**DESCRIPTION OF THE TASK**
Copy the data word for word, keeping every line.

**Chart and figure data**
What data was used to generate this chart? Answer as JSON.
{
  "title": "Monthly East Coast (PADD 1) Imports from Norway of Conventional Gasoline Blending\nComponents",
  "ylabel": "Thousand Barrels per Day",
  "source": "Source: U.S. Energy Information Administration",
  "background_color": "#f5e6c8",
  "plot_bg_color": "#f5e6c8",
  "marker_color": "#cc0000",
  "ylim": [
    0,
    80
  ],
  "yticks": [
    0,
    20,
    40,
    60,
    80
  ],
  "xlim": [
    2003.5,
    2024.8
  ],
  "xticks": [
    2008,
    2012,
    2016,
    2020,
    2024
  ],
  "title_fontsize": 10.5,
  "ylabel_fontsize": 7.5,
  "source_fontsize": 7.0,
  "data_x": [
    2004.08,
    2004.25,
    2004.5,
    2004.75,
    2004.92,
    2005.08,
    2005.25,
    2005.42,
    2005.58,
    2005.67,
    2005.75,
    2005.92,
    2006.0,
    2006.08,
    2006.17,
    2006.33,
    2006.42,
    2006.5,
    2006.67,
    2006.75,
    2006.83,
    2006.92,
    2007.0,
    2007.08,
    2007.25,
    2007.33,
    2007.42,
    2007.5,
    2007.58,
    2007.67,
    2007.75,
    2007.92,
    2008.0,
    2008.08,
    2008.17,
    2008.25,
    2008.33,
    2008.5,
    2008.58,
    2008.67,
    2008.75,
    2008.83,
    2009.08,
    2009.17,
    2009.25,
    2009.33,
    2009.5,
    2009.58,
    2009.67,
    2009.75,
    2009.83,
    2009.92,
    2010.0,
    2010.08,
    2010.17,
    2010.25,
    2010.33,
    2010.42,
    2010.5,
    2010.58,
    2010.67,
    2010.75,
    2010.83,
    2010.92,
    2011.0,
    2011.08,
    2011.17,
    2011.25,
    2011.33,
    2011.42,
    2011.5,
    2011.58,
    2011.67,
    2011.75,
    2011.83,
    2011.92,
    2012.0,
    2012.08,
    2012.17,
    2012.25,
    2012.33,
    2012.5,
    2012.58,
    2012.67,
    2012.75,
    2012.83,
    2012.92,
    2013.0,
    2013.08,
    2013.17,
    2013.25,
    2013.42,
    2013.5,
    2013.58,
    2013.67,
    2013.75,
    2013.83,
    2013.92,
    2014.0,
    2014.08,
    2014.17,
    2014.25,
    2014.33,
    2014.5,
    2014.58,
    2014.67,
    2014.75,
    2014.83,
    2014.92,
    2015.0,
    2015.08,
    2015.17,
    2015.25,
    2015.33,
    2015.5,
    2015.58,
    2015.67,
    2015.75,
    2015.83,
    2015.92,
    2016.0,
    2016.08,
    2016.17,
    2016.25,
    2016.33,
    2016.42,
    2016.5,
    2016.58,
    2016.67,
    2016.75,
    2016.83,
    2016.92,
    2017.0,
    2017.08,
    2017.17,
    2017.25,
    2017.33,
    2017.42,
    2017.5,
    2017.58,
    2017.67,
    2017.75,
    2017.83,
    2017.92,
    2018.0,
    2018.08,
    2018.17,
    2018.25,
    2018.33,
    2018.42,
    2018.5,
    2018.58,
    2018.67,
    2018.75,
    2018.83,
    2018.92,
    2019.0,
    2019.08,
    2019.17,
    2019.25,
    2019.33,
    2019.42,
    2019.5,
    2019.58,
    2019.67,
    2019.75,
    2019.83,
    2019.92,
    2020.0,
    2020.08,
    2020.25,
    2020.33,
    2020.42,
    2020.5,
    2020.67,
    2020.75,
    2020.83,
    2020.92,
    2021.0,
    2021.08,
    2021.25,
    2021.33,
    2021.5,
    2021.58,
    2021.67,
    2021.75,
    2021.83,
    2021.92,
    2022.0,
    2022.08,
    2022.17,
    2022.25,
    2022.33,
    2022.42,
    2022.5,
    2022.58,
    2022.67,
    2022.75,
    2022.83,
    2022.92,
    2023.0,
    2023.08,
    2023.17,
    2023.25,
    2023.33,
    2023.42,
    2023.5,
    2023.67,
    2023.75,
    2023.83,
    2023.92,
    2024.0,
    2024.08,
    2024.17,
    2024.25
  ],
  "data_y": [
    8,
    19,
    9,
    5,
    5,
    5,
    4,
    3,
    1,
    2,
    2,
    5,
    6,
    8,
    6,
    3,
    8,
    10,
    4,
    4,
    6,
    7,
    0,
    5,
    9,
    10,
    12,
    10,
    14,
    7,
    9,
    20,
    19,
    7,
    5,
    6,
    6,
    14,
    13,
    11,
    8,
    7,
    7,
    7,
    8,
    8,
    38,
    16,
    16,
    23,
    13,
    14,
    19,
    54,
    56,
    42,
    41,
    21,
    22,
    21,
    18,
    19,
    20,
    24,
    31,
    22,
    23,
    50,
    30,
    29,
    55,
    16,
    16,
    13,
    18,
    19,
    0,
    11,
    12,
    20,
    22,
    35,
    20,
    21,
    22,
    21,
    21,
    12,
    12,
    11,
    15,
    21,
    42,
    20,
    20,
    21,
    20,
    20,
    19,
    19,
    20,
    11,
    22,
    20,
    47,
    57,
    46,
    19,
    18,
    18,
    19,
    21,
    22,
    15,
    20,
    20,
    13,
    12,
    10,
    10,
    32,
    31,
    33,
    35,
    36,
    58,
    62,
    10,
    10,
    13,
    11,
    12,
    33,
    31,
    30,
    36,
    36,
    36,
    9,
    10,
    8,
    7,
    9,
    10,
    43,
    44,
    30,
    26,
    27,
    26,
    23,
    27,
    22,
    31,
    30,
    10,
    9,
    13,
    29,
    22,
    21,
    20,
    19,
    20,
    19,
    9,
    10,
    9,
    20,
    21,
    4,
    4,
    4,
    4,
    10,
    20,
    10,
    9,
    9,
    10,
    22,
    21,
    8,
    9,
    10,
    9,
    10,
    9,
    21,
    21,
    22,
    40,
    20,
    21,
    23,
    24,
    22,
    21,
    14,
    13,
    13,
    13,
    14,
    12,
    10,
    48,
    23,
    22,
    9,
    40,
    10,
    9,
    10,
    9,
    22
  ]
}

**TASK OUTPUT**
What data was used to generate this chart? Answer as JSON.
{
  "title": "Monthly East Coast (PADD 1) Imports from Norway of Conventional Gasoline Blending\nComponents",
  "ylabel": "Thousand Barrels per Day",
  "source": "Source: U.S. Energy Information Administration",
  "background_color": "#f5e6c8",
  "plot_bg_color": "#f5e6c8",
  "marker_color": "#cc0000",
  "ylim": [
    0,
    80
  ],
  "yticks": [
    0,
    20,
    40,
    60,
    80
  ],
  "xlim": [
    2003.5,
    2024.8
  ],
  "xticks": [
    2008,
    2012,
    2016,
    2020,
    2024
  ],
  "title_fontsize": 10.5,
  "ylabel_fontsize": 7.5,
  "source_fontsize": 7.0,
  "data_x": [
    2004.08,
    2004.25,
    2004.5,
    2004.75,
    2004.92,
    2005.08,
    2005.25,
    2005.42,
    2005.58,
    2005.67,
    2005.75,
    2005.92,
    2006.0,
    2006.08,
    2006.17,
    2006.33,
    2006.42,
    2006.5,
    2006.67,
    2006.75,
    2006.83,
    2006.92,
    2007.0,
    2007.08,
    2007.25,
    2007.33,
    2007.42,
    2007.5,
    2007.58,
    2007.67,
    2007.75,
    2007.92,
    2008.0,
    2008.08,
    2008.17,
    2008.25,
    2008.33,
    2008.5,
    2008.58,
    2008.67,
    2008.75,
    2008.83,
    2009.08,
    2009.17,
    2009.25,
    2009.33,
    2009.5,
    2009.58,
    2009.67,
    2009.75,
    2009.83,
    2009.92,
    2010.0,
    2010.08,
    2010.17,
    2010.25,
    2010.33,
    2010.42,
    2010.5,
    2010.58,
    2010.67,
    2010.75,
    2010.83,
    2010.92,
    2011.0,
    2011.08,
    2011.17,
    2011.25,
    2011.33,
    2011.42,
    2011.5,
    2011.58,
    2011.67,
    2011.75,
    2011.83,
    2011.92,
    2012.0,
    2012.08,
    2012.17,
    2012.25,
    2012.33,
    2012.5,
    2012.58,
    2012.67,
    2012.75,
    2012.83,
    2012.92,
    2013.0,
    2013.08,
    2013.17,
    2013.25,
    2013.42,
    2013.5,
    2013.58,
    2013.67,
    2013.75,
    2013.83,
    2013.92,
    2014.0,
    2014.08,
    2014.17,
    2014.25,
    2014.33,
    2014.5,
    2014.58,
    2014.67,
    2014.75,
    2014.83,
    2014.92,
    2015.0,
    2015.08,
    2015.17,
    2015.25,
    2015.33,
    2015.5,
    2015.58,
    2015.67,
    2015.75,
    2015.83,
    2015.92,
    2016.0,
    2016.08,
    2016.17,
    2016.25,
    2016.33,
    2016.42,
    2016.5,
    2016.58,
    2016.67,
    2016.75,
    2016.83,
    2016.92,
    2017.0,
    2017.08,
    2017.17,
    2017.25,
    2017.33,
    2017.42,
    2017.5,
    2017.58,
    2017.67,
    2017.75,
    2017.83,
    2017.92,
    2018.0,
    2018.08,
    2018.17,
    2018.25,
    2018.33,
    2018.42,
    2018.5,
    2018.58,
    2018.67,
    2018.75,
    2018.83,
    2018.92,
    2019.0,
    2019.08,
    2019.17,
    2019.25,
    2019.33,
    2019.42,
    2019.5,
    2019.58,
    2019.67,
    2019.75,
    2019.83,
    2019.92,
    2020.0,
    2020.08,
    2020.25,
    2020.33,
    2020.42,
    2020.5,
    2020.67,
    2020.75,
    2020.83,
    2020.92,
    2021.0,
    2021.08,
    2021.25,
    2021.33,
    2021.5,
    2021.58,
    2021.67,
    2021.75,
    2021.83,
    2021.92,
    2022.0,
    2022.08,
    2022.17,
    2022.25,
    2022.33,
    2022.42,
    2022.5,
    2022.58,
    2022.67,
    2022.75,
    2022.83,
    2022.92,
    2023.0,
    2023.08,
    2023.17,
    2023.25,
    2023.33,
    2023.42,
    2023.5,
    2023.67,
    2023.75,
    2023.83,
    2023.92,
    2024.0,
    2024.08,
    2024.17,
    2024.25
  ],
  "data_y": [
    8,
    19,
    9,
    5,
    5,
    5,
    4,
    3,
    1,
    2,
    2,
    5,
    6,
    8,
    6,
    3,
    8,
    10,
    4,
    4,
    6,
    7,
    0,
    5,
    9,
    10,
    12,
    10,
    14,
    7,
    9,
    20,
    19,
    7,
    5,
    6,
    6,
    14,
    13,
    11,
    8,
    7,
    7,
    7,
    8,
    8,
    38,
    16,
    16,
    23,
    13,
    14,
    19,
    54,
    56,
    42,
    41,
    21,
    22,
    21,
    18,
    19,
    20,
    24,
    31,
    22,
    23,
    50,
    30,
    29,
    55,
    16,
    16,
    13,
    18,
    19,
    0,
    11,
    12,
    20,
    22,
    35,
    20,
    21,
    22,
    21,
    21,
    12,
    12,
    11,
    15,
    21,
    42,
    20,
    20,
    21,
    20,
    20,
    19,
    19,
    20,
    11,
    22,
    20,
    47,
    57,
    46,
    19,
    18,
    18,
    19,
    21,
    22,
    15,
    20,
    20,
    13,
    12,
    10,
    10,
    32,
    31,
    33,
    35,
    36,
    58,
    62,
    10,
    10,
    13,
    11,
    12,
    33,
    31,
    30,
    36,
    36,
    36,
    9,
    10,
    8,
    7,
    9,
    10,
    43,
    44,
    30,
    26,
    27,
    26,
    23,
    27,
    22,
    31,
    30,
    10,
    9,
    13,
    29,
    22,
    21,
    20,
    19,
    20,
    19,
    9,
    10,
    9,
    20,
    21,
    4,
    4,
    4,
    4,
    10,
    20,
    10,
    9,
    9,
    10,
    22,
    21,
    8,
    9,
    10,
    9,
    10,
    9,
    21,
    21,
    22,
    40,
    20,
    21,
    23,
    24,
    22,
    21,
    14,
    13,
    13,
    13,
    14,
    12,
    10,
    48,
    23,
    22,
    9,
    40,
    10,
    9,
    10,
    9,
    22
  ]
}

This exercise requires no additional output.